#### [GOAL OF THE EXERCISE]
Output the material word for word. Leave each picture out.

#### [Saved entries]

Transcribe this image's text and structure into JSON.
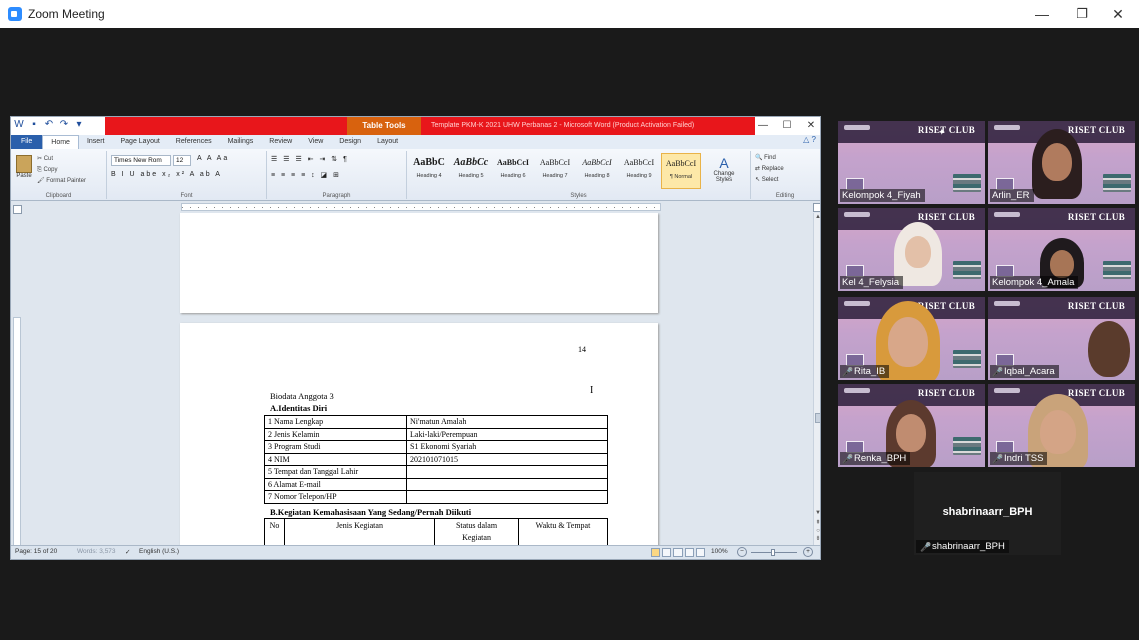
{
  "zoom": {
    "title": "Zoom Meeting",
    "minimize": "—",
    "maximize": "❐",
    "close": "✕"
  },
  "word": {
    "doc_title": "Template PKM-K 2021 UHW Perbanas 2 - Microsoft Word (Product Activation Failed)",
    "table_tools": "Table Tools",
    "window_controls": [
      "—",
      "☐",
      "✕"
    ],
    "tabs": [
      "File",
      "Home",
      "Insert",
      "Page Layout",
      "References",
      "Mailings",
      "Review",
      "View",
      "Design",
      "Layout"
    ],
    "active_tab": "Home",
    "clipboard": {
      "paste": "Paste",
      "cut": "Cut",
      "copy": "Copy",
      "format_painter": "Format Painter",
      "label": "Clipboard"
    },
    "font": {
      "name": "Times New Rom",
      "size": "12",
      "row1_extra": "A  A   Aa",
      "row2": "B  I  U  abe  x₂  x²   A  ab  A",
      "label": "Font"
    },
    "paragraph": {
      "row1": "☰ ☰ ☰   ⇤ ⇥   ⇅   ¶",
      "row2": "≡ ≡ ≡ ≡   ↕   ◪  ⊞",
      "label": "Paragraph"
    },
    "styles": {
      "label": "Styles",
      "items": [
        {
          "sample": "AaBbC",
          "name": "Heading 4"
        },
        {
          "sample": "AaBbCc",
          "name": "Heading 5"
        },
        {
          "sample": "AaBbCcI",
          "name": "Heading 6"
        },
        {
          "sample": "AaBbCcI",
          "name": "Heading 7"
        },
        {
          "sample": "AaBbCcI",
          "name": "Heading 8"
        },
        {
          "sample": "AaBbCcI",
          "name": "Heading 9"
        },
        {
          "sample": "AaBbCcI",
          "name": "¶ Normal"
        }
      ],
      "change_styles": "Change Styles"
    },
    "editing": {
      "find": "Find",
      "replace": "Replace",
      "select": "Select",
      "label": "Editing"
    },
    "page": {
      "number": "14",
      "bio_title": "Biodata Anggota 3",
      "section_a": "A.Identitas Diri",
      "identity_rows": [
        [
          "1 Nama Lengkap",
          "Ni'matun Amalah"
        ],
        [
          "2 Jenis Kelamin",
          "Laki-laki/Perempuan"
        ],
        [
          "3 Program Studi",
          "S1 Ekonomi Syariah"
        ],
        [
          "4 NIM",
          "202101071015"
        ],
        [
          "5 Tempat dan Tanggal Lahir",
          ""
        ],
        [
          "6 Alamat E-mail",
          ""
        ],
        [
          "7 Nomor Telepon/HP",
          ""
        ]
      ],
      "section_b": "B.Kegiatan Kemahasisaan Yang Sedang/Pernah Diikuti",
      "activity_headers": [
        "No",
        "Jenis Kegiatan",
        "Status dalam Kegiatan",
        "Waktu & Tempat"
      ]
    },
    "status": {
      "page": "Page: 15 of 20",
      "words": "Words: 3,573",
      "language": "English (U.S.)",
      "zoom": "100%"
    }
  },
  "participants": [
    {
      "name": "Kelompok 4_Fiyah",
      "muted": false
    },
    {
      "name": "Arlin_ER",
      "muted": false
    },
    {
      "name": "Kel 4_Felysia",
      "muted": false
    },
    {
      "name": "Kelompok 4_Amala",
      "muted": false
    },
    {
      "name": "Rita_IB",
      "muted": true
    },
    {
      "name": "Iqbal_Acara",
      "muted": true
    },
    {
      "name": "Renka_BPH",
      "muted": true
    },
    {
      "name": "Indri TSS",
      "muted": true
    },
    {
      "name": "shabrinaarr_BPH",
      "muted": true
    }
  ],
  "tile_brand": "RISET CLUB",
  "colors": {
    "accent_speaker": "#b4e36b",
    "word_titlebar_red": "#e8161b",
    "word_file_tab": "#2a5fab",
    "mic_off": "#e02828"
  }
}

#### [CORRECT ANSWER]
Transcribe this image's text and structure into JSON.
{
  "zoom": {
    "title": "Zoom Meeting",
    "minimize": "—",
    "maximize": "❐",
    "close": "✕"
  },
  "word": {
    "doc_title": "Template PKM-K 2021 UHW Perbanas 2 - Microsoft Word (Product Activation Failed)",
    "table_tools": "Table Tools",
    "window_controls": [
      "—",
      "☐",
      "✕"
    ],
    "tabs": [
      "File",
      "Home",
      "Insert",
      "Page Layout",
      "References",
      "Mailings",
      "Review",
      "View",
      "Design",
      "Layout"
    ],
    "active_tab": "Home",
    "clipboard": {
      "paste": "Paste",
      "cut": "Cut",
      "copy": "Copy",
      "format_painter": "Format Painter",
      "label": "Clipboard"
    },
    "font": {
      "name": "Times New Rom",
      "size": "12",
      "row1_extra": "A  A   Aa",
      "row2": "B  I  U  abe  x₂  x²   A  ab  A",
      "label": "Font"
    },
    "paragraph": {
      "row1": "☰ ☰ ☰   ⇤ ⇥   ⇅   ¶",
      "row2": "≡ ≡ ≡ ≡   ↕   ◪  ⊞",
      "label": "Paragraph"
    },
    "styles": {
      "label": "Styles",
      "items": [
        {
          "sample": "AaBbC",
          "name": "Heading 4"
        },
        {
          "sample": "AaBbCc",
          "name": "Heading 5"
        },
        {
          "sample": "AaBbCcI",
          "name": "Heading 6"
        },
        {
          "sample": "AaBbCcI",
          "name": "Heading 7"
        },
        {
          "sample": "AaBbCcI",
          "name": "Heading 8"
        },
        {
          "sample": "AaBbCcI",
          "name": "Heading 9"
        },
        {
          "sample": "AaBbCcI",
          "name": "¶ Normal"
        }
      ],
      "change_styles": "Change Styles"
    },
    "editing": {
      "find": "Find",
      "replace": "Replace",
      "select": "Select",
      "label": "Editing"
    },
    "page": {
      "number": "14",
      "bio_title": "Biodata Anggota 3",
      "section_a": "A.Identitas Diri",
      "identity_rows": [
        [
          "1 Nama Lengkap",
          "Ni'matun Amalah"
        ],
        [
          "2 Jenis Kelamin",
          "Laki-laki/Perempuan"
        ],
        [
          "3 Program Studi",
          "S1 Ekonomi Syariah"
        ],
        [
          "4 NIM",
          "202101071015"
        ],
        [
          "5 Tempat dan Tanggal Lahir",
          ""
        ],
        [
          "6 Alamat E-mail",
          ""
        ],
        [
          "7 Nomor Telepon/HP",
          ""
        ]
      ],
      "section_b": "B.Kegiatan Kemahasisaan Yang Sedang/Pernah Diikuti",
      "activity_headers": [
        "No",
        "Jenis Kegiatan",
        "Status dalam Kegiatan",
        "Waktu & Tempat"
      ]
    },
    "status": {
      "page": "Page: 15 of 20",
      "words": "Words: 3,573",
      "language": "English (U.S.)",
      "zoom": "100%"
    }
  },
  "participants": [
    {
      "name": "Kelompok 4_Fiyah",
      "muted": false
    },
    {
      "name": "Arlin_ER",
      "muted": false
    },
    {
      "name": "Kel 4_Felysia",
      "muted": false
    },
    {
      "name": "Kelompok 4_Amala",
      "muted": false
    },
    {
      "name": "Rita_IB",
      "muted": true
    },
    {
      "name": "Iqbal_Acara",
      "muted": true
    },
    {
      "name": "Renka_BPH",
      "muted": true
    },
    {
      "name": "Indri TSS",
      "muted": true
    },
    {
      "name": "shabrinaarr_BPH",
      "muted": true
    }
  ],
  "tile_brand": "RISET CLUB",
  "colors": {
    "accent_speaker": "#b4e36b",
    "word_titlebar_red": "#e8161b",
    "word_file_tab": "#2a5fab",
    "mic_off": "#e02828"
  }
}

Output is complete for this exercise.